- **Requirements**
Return all the data, word for word.

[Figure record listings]
++++++++

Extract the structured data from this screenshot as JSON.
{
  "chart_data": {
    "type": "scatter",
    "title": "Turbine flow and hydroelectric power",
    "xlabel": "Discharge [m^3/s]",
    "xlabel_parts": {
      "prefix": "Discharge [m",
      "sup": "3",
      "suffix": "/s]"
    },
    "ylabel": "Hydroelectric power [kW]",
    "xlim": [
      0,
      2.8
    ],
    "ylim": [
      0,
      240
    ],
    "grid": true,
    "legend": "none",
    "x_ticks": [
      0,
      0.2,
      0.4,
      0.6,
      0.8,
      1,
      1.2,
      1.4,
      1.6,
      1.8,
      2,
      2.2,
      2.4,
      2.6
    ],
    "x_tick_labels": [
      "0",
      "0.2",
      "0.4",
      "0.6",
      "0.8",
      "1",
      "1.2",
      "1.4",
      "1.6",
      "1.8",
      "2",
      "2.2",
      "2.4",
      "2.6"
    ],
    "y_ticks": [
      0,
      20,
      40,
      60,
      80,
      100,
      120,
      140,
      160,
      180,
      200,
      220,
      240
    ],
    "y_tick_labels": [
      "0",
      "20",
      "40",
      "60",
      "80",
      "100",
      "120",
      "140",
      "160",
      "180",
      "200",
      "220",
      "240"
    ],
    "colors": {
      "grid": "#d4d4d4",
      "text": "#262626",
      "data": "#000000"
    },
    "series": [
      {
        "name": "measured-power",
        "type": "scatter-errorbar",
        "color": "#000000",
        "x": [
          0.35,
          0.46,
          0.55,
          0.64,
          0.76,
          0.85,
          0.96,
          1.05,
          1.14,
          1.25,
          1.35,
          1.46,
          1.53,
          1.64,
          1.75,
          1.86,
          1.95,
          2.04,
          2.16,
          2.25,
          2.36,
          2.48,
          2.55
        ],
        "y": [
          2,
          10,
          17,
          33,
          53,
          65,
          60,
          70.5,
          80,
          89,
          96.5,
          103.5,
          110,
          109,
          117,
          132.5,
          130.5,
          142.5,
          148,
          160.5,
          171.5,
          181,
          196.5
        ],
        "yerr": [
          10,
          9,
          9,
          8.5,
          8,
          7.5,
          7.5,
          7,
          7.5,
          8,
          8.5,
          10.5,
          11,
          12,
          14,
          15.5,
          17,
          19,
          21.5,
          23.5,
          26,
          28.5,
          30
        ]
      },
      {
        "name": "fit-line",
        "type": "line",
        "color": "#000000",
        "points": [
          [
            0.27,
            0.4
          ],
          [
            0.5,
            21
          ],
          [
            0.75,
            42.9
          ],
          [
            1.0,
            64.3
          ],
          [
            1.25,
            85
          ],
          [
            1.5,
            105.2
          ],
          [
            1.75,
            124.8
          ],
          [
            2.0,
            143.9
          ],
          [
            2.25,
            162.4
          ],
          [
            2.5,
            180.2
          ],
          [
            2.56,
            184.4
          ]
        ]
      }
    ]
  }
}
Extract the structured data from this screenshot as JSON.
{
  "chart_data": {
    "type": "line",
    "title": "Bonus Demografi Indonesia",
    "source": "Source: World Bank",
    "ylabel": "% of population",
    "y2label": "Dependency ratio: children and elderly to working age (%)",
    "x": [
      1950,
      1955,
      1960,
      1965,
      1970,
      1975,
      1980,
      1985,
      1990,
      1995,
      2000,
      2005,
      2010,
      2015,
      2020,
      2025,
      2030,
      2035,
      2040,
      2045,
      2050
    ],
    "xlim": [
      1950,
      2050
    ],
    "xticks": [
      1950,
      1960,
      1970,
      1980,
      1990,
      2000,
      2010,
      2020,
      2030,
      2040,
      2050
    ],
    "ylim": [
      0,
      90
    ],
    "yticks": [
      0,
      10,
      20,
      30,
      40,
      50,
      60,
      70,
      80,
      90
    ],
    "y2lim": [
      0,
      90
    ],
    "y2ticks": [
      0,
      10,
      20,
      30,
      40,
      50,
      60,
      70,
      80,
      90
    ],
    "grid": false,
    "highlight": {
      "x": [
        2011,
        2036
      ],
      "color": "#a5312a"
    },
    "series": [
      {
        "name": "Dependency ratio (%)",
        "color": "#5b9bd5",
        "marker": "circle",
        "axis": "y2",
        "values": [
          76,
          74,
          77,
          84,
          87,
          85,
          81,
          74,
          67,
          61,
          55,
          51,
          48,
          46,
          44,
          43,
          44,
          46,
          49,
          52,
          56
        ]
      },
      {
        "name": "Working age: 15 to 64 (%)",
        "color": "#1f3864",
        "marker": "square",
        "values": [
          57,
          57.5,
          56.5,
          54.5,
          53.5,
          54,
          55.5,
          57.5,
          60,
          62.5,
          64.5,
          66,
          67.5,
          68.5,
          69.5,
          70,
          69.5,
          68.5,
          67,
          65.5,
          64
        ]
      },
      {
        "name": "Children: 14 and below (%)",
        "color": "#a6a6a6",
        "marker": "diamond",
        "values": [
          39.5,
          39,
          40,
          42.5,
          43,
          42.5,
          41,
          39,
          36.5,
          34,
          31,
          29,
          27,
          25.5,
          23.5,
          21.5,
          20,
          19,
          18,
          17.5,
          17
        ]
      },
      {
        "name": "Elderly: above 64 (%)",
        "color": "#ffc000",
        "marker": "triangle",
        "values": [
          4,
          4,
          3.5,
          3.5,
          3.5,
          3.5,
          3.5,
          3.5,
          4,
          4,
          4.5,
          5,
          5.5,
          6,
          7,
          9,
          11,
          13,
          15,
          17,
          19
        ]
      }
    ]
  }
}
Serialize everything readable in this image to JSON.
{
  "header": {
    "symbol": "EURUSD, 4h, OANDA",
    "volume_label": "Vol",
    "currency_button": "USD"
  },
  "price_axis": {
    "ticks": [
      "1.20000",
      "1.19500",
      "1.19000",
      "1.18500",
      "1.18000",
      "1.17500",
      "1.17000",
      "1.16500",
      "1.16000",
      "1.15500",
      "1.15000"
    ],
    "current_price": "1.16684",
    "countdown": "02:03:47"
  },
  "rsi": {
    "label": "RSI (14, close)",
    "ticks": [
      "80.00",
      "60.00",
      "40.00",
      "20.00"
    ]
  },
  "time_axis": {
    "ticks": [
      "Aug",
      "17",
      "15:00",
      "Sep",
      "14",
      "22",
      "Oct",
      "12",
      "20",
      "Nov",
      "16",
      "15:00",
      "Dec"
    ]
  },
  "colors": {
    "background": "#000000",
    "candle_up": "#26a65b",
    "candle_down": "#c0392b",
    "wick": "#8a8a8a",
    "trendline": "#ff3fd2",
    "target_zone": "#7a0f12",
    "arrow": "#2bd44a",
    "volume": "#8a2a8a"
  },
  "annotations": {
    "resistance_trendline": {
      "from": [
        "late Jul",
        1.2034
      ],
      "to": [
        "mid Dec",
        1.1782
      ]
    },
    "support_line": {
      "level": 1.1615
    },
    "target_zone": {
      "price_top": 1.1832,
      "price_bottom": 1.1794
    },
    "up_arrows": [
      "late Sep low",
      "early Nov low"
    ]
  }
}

++++++++

- **Solution**
Extract the structured data from this screenshot as JSON.
{
  "chart_data": {
    "type": "scatter",
    "title": "Turbine flow and hydroelectric power",
    "xlabel": "Discharge [m^3/s]",
    "xlabel_parts": {
      "prefix": "Discharge [m",
      "sup": "3",
      "suffix": "/s]"
    },
    "ylabel": "Hydroelectric power [kW]",
    "xlim": [
      0,
      2.8
    ],
    "ylim": [
      0,
      240
    ],
    "grid": true,
    "legend": "none",
    "x_ticks": [
      0,
      0.2,
      0.4,
      0.6,
      0.8,
      1,
      1.2,
      1.4,
      1.6,
      1.8,
      2,
      2.2,
      2.4,
      2.6
    ],
    "x_tick_labels": [
      "0",
      "0.2",
      "0.4",
      "0.6",
      "0.8",
      "1",
      "1.2",
      "1.4",
      "1.6",
      "1.8",
      "2",
      "2.2",
      "2.4",
      "2.6"
    ],
    "y_ticks": [
      0,
      20,
      40,
      60,
      80,
      100,
      120,
      140,
      160,
      180,
      200,
      220,
      240
    ],
    "y_tick_labels": [
      "0",
      "20",
      "40",
      "60",
      "80",
      "100",
      "120",
      "140",
      "160",
      "180",
      "200",
      "220",
      "240"
    ],
    "colors": {
      "grid": "#d4d4d4",
      "text": "#262626",
      "data": "#000000"
    },
    "series": [
      {
        "name": "measured-power",
        "type": "scatter-errorbar",
        "color": "#000000",
        "x": [
          0.35,
          0.46,
          0.55,
          0.64,
          0.76,
          0.85,
          0.96,
          1.05,
          1.14,
          1.25,
          1.35,
          1.46,
          1.53,
          1.64,
          1.75,
          1.86,
          1.95,
          2.04,
          2.16,
          2.25,
          2.36,
          2.48,
          2.55
        ],
        "y": [
          2,
          10,
          17,
          33,
          53,
          65,
          60,
          70.5,
          80,
          89,
          96.5,
          103.5,
          110,
          109,
          117,
          132.5,
          130.5,
          142.5,
          148,
          160.5,
          171.5,
          181,
          196.5
        ],
        "yerr": [
          10,
          9,
          9,
          8.5,
          8,
          7.5,
          7.5,
          7,
          7.5,
          8,
          8.5,
          10.5,
          11,
          12,
          14,
          15.5,
          17,
          19,
          21.5,
          23.5,
          26,
          28.5,
          30
        ]
      },
      {
        "name": "fit-line",
        "type": "line",
        "color": "#000000",
        "points": [
          [
            0.27,
            0.4
          ],
          [
            0.5,
            21
          ],
          [
            0.75,
            42.9
          ],
          [
            1.0,
            64.3
          ],
          [
            1.25,
            85
          ],
          [
            1.5,
            105.2
          ],
          [
            1.75,
            124.8
          ],
          [
            2.0,
            143.9
          ],
          [
            2.25,
            162.4
          ],
          [
            2.5,
            180.2
          ],
          [
            2.56,
            184.4
          ]
        ]
      }
    ]
  }
}
Extract the structured data from this screenshot as JSON.
{
  "chart_data": {
    "type": "line",
    "title": "Bonus Demografi Indonesia",
    "source": "Source: World Bank",
    "ylabel": "% of population",
    "y2label": "Dependency ratio: children and elderly to working age (%)",
    "x": [
      1950,
      1955,
      1960,
      1965,
      1970,
      1975,
      1980,
      1985,
      1990,
      1995,
      2000,
      2005,
      2010,
      2015,
      2020,
      2025,
      2030,
      2035,
      2040,
      2045,
      2050
    ],
    "xlim": [
      1950,
      2050
    ],
    "xticks": [
      1950,
      1960,
      1970,
      1980,
      1990,
      2000,
      2010,
      2020,
      2030,
      2040,
      2050
    ],
    "ylim": [
      0,
      90
    ],
    "yticks": [
      0,
      10,
      20,
      30,
      40,
      50,
      60,
      70,
      80,
      90
    ],
    "y2lim": [
      0,
      90
    ],
    "y2ticks": [
      0,
      10,
      20,
      30,
      40,
      50,
      60,
      70,
      80,
      90
    ],
    "grid": false,
    "highlight": {
      "x": [
        2011,
        2036
      ],
      "color": "#a5312a"
    },
    "series": [
      {
        "name": "Dependency ratio (%)",
        "color": "#5b9bd5",
        "marker": "circle",
        "axis": "y2",
        "values": [
          76,
          74,
          77,
          84,
          87,
          85,
          81,
          74,
          67,
          61,
          55,
          51,
          48,
          46,
          44,
          43,
          44,
          46,
          49,
          52,
          56
        ]
      },
      {
        "name": "Working age: 15 to 64 (%)",
        "color": "#1f3864",
        "marker": "square",
        "values": [
          57,
          57.5,
          56.5,
          54.5,
          53.5,
          54,
          55.5,
          57.5,
          60,
          62.5,
          64.5,
          66,
          67.5,
          68.5,
          69.5,
          70,
          69.5,
          68.5,
          67,
          65.5,
          64
        ]
      },
      {
        "name": "Children: 14 and below (%)",
        "color": "#a6a6a6",
        "marker": "diamond",
        "values": [
          39.5,
          39,
          40,
          42.5,
          43,
          42.5,
          41,
          39,
          36.5,
          34,
          31,
          29,
          27,
          25.5,
          23.5,
          21.5,
          20,
          19,
          18,
          17.5,
          17
        ]
      },
      {
        "name": "Elderly: above 64 (%)",
        "color": "#ffc000",
        "marker": "triangle",
        "values": [
          4,
          4,
          3.5,
          3.5,
          3.5,
          3.5,
          3.5,
          3.5,
          4,
          4,
          4.5,
          5,
          5.5,
          6,
          7,
          9,
          11,
          13,
          15,
          17,
          19
        ]
      }
    ]
  }
}
Serialize everything readable in this image to JSON.
{
  "header": {
    "symbol": "EURUSD, 4h, OANDA",
    "volume_label": "Vol",
    "currency_button": "USD"
  },
  "price_axis": {
    "ticks": [
      "1.20000",
      "1.19500",
      "1.19000",
      "1.18500",
      "1.18000",
      "1.17500",
      "1.17000",
      "1.16500",
      "1.16000",
      "1.15500",
      "1.15000"
    ],
    "current_price": "1.16684",
    "countdown": "02:03:47"
  },
  "rsi": {
    "label": "RSI (14, close)",
    "ticks": [
      "80.00",
      "60.00",
      "40.00",
      "20.00"
    ]
  },
  "time_axis": {
    "ticks": [
      "Aug",
      "17",
      "15:00",
      "Sep",
      "14",
      "22",
      "Oct",
      "12",
      "20",
      "Nov",
      "16",
      "15:00",
      "Dec"
    ]
  },
  "colors": {
    "background": "#000000",
    "candle_up": "#26a65b",
    "candle_down": "#c0392b",
    "wick": "#8a8a8a",
    "trendline": "#ff3fd2",
    "target_zone": "#7a0f12",
    "arrow": "#2bd44a",
    "volume": "#8a2a8a"
  },
  "annotations": {
    "resistance_trendline": {
      "from": [
        "late Jul",
        1.2034
      ],
      "to": [
        "mid Dec",
        1.1782
      ]
    },
    "support_line": {
      "level": 1.1615
    },
    "target_zone": {
      "price_top": 1.1832,
      "price_bottom": 1.1794
    },
    "up_arrows": [
      "late Sep low",
      "early Nov low"
    ]
  }
}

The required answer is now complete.